━━ WORKING DATA

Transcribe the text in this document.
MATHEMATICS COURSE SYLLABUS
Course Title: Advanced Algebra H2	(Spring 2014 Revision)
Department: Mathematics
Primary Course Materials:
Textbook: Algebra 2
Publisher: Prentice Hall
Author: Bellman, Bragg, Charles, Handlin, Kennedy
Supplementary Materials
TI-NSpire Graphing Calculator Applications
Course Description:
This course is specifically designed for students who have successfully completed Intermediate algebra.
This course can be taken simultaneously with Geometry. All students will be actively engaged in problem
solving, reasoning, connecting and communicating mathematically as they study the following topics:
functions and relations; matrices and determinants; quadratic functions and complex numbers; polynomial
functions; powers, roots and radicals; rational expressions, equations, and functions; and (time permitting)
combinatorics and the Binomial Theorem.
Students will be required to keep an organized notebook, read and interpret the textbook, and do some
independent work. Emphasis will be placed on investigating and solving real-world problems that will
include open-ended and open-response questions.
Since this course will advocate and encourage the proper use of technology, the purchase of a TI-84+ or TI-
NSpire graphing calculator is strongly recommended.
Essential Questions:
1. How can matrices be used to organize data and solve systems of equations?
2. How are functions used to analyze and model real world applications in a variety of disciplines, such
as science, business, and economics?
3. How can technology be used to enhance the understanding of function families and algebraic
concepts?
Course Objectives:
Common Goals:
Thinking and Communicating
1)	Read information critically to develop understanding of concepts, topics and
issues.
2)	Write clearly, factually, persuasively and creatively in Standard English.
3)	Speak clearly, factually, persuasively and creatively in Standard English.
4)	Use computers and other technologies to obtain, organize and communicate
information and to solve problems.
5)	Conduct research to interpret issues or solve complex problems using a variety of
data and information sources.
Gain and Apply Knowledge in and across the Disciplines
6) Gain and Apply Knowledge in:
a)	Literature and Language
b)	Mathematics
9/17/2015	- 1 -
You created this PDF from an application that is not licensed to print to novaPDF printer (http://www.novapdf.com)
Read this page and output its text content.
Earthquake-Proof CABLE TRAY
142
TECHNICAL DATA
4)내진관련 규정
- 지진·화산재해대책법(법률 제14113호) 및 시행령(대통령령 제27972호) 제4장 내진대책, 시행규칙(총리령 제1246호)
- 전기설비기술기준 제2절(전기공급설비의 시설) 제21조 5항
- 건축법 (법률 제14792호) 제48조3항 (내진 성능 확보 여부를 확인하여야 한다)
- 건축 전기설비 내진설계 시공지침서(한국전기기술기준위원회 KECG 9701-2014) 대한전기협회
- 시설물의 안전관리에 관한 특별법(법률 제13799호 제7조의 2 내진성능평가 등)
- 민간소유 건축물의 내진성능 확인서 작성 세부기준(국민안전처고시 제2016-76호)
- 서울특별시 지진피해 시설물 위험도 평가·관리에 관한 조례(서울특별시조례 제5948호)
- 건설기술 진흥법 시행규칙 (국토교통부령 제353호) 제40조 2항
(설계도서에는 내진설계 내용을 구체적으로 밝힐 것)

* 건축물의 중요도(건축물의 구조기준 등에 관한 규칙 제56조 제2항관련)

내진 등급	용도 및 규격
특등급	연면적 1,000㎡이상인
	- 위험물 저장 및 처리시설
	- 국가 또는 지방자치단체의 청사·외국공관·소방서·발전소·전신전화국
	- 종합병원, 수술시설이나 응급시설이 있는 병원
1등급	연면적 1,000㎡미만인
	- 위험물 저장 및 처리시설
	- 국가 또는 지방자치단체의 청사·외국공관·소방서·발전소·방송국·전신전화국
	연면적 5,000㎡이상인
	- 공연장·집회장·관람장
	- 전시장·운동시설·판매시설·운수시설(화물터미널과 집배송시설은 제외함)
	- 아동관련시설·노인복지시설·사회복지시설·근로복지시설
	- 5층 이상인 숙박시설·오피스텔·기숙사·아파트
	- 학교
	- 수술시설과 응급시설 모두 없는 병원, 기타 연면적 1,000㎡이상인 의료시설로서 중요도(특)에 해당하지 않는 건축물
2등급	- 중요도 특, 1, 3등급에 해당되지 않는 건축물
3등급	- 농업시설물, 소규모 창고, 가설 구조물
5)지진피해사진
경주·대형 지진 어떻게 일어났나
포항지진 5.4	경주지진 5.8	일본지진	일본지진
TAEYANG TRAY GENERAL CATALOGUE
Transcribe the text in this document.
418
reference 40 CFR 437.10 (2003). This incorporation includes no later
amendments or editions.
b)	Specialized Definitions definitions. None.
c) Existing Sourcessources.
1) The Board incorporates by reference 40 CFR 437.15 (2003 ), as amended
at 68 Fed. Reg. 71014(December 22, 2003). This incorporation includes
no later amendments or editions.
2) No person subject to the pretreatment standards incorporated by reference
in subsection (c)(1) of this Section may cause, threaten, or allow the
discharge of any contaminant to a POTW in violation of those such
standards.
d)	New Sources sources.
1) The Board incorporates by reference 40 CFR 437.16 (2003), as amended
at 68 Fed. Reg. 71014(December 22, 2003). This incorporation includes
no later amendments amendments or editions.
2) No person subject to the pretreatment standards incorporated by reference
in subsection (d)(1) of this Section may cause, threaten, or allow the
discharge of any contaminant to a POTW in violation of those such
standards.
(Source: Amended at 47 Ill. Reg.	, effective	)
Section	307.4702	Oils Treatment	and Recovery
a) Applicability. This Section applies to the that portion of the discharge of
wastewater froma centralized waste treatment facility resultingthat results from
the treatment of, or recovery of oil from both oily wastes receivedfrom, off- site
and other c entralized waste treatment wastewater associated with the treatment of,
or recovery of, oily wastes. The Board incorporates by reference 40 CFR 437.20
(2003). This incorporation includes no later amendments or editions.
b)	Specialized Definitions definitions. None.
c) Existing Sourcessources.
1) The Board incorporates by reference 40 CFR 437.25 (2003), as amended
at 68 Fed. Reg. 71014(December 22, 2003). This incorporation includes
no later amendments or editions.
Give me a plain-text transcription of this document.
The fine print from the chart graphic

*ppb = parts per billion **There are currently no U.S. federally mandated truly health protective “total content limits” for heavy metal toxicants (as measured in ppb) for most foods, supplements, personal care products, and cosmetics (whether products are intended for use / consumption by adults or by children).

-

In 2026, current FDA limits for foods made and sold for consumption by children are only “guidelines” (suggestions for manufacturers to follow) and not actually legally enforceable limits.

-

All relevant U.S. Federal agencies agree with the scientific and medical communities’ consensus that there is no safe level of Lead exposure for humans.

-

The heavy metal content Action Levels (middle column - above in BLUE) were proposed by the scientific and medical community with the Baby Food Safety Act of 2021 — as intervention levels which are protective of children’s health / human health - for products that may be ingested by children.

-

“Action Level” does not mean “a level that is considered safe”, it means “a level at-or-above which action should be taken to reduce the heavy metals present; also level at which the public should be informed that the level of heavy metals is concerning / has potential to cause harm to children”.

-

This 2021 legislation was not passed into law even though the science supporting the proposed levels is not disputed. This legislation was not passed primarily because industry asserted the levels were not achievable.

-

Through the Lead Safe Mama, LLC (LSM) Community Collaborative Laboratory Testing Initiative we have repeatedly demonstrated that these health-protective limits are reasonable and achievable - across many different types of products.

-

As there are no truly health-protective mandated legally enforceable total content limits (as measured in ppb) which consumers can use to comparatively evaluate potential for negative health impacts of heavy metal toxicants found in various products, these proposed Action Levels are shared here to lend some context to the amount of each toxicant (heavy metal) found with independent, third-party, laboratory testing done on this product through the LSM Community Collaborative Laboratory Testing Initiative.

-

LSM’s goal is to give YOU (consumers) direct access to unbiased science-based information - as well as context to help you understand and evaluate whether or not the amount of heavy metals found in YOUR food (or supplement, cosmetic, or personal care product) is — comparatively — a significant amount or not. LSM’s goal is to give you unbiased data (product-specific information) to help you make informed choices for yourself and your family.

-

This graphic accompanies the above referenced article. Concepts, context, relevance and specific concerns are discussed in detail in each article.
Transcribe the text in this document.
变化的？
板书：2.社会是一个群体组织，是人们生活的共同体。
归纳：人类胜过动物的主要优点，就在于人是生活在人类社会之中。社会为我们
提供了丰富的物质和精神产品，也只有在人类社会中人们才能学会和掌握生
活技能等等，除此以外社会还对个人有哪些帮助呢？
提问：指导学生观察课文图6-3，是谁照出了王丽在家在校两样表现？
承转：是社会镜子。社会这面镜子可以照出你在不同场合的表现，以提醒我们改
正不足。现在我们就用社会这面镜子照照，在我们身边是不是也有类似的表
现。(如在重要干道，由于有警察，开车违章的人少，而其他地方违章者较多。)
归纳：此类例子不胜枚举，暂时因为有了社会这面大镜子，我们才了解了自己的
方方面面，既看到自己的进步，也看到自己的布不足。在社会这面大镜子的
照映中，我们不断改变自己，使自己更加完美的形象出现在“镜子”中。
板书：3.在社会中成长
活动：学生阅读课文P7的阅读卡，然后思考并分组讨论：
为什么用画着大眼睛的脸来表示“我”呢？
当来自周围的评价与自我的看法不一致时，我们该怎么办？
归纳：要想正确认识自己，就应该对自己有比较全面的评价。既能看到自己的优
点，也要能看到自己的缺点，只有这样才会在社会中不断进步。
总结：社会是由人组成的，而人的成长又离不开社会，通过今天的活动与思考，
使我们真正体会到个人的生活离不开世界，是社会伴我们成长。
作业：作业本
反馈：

━━━━

Pull out all lines from the listing that contain the string "Collaborative".

Through the Lead Safe Mama, LLC (LSM) Community Collaborative Laboratory Testing Initiative we have repeatedly demonstrated that these health-protective limits are reasonable and achievable - across many different types of products.
As there are no truly health-protective mandated legally enforceable total content limits (as measured in ppb) which consumers can use to comparatively evaluate potential for negative health impacts of heavy metal toxicants found in various products, these proposed Action Levels are shared here to lend some context to the amount of each toxicant (heavy metal) found with independent, third-party, laboratory testing done on this product through the LSM Community Collaborative Laboratory Testing Initiative.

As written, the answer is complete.